* **DIRECTIONS FOR THIS TASK**: Track down every line below that holds "name" and copy it.

* **DATA EXTRACT**:

▼

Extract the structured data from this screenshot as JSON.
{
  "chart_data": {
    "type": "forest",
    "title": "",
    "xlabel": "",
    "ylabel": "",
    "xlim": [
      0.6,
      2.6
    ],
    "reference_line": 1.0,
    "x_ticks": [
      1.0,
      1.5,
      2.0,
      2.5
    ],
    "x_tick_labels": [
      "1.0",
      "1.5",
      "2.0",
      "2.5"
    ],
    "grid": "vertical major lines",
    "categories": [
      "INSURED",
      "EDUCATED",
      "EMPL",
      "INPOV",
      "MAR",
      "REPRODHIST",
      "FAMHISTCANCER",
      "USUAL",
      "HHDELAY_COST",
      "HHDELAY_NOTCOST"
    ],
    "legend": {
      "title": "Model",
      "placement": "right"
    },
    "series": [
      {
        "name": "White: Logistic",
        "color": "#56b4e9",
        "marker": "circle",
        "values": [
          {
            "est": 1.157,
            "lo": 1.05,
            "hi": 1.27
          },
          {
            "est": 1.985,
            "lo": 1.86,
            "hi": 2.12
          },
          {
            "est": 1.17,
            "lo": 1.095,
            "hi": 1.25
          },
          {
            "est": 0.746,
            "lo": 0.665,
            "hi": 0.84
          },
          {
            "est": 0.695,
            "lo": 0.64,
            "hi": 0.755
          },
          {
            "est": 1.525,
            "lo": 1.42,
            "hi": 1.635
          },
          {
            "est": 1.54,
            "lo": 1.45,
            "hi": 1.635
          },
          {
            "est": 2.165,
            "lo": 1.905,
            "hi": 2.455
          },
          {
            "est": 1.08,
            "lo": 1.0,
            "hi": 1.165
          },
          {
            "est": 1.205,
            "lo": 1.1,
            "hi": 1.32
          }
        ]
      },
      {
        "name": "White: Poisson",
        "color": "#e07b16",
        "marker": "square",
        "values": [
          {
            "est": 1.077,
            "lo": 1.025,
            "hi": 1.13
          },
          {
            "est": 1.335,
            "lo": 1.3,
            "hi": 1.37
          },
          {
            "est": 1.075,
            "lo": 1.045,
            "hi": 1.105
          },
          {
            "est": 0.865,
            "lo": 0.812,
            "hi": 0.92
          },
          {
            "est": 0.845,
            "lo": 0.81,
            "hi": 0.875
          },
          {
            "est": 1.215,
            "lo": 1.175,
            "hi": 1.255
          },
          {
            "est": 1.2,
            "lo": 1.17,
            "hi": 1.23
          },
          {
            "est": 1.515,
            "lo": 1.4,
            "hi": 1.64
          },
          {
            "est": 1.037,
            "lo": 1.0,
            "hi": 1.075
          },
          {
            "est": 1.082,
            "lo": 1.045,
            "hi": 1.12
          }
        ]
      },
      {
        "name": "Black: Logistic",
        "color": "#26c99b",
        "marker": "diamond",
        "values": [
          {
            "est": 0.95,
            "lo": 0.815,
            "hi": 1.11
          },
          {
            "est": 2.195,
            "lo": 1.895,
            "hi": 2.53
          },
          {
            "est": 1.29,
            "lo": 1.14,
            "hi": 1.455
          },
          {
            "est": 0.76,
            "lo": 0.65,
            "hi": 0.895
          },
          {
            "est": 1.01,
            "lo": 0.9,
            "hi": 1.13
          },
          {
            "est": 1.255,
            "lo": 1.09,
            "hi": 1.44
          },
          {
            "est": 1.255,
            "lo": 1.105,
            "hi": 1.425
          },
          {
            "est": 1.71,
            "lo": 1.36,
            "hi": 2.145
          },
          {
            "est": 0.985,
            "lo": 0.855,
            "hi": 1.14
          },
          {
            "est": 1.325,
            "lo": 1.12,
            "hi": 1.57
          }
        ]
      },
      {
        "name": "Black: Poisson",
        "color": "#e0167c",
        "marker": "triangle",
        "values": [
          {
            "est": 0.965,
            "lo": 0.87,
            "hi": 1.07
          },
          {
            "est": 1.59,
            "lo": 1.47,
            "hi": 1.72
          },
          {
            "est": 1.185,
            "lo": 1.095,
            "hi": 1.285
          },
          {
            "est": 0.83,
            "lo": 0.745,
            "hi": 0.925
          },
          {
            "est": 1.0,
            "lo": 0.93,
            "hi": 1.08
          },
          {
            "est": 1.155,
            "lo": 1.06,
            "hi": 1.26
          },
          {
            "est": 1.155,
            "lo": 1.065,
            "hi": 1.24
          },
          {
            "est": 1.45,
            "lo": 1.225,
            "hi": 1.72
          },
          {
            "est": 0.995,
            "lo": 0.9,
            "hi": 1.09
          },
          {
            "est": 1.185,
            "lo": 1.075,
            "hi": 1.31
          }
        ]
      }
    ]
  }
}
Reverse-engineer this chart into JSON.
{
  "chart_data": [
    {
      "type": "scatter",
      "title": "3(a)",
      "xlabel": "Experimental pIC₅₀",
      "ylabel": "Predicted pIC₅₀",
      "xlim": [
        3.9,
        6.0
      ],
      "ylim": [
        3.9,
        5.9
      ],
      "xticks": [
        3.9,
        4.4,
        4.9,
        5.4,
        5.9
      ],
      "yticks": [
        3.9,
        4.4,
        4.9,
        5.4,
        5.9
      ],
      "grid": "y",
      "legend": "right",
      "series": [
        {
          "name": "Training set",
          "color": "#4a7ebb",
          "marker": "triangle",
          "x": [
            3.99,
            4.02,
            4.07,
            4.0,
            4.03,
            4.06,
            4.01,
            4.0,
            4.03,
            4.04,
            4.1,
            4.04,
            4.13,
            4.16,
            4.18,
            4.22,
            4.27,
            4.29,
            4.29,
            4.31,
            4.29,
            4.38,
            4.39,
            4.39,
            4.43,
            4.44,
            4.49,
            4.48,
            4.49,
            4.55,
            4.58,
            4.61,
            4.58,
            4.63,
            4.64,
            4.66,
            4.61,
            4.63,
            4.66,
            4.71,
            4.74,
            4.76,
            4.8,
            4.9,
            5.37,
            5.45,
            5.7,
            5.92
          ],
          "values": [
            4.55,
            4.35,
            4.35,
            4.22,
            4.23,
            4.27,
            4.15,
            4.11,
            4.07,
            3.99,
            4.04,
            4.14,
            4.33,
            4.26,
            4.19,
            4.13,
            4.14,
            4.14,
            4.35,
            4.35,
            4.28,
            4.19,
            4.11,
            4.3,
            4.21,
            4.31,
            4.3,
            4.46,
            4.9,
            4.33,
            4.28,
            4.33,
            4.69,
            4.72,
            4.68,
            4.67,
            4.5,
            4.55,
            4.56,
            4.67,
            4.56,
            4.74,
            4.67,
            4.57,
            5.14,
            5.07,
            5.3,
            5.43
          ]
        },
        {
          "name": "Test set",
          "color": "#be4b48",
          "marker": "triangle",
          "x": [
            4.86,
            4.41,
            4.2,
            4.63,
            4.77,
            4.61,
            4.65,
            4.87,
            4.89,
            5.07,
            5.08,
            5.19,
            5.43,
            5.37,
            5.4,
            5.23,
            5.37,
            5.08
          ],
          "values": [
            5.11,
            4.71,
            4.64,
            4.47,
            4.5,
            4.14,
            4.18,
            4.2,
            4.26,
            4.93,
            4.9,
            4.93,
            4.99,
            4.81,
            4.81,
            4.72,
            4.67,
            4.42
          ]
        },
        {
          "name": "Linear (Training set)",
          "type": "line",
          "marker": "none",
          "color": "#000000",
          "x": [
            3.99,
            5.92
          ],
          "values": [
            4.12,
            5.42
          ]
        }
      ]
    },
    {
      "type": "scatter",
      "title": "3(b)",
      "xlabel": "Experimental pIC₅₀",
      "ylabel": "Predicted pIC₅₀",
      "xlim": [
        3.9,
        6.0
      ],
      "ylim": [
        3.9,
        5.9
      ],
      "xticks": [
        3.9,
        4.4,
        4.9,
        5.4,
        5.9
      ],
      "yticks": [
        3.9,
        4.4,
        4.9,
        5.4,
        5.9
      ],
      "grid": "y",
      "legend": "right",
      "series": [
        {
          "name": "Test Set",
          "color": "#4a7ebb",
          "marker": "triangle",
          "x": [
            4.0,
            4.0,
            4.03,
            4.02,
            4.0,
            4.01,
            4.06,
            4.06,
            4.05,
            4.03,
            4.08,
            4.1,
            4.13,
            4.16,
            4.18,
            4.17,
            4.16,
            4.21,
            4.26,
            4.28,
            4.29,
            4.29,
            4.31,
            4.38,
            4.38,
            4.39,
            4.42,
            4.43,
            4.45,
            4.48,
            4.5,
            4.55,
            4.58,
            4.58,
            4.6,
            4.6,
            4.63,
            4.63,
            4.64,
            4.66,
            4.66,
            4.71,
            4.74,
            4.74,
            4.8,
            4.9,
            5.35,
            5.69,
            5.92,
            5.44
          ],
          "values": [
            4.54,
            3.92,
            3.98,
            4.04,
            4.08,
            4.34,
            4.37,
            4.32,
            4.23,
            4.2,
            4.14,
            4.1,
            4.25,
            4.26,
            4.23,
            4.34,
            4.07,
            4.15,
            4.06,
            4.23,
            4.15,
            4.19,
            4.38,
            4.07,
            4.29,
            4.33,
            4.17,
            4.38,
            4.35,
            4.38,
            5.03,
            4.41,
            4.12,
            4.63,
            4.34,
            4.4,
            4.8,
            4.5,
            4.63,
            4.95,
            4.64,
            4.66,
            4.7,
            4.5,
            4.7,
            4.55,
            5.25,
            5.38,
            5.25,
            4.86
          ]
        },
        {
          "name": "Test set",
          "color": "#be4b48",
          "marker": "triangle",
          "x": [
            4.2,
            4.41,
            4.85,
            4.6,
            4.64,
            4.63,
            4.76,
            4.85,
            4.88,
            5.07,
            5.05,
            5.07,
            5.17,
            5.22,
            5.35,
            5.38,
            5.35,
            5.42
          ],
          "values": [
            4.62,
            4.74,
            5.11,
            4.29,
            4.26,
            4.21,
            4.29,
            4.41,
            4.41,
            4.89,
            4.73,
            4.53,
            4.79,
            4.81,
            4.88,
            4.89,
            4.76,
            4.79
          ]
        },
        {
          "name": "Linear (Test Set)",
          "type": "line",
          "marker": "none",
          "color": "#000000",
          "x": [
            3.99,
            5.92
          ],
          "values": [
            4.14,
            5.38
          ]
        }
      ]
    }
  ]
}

▲

* **RESPONSE TO THE TASK**:
        "name": "White: Logistic",
        "name": "White: Poisson",
        "name": "Black: Logistic",
        "name": "Black: Poisson",
          "name": "Training set",
          "name": "Test set",
          "name": "Linear (Training set)",
          "name": "Test Set",
          "name": "Test set",
          "name": "Linear (Test Set)",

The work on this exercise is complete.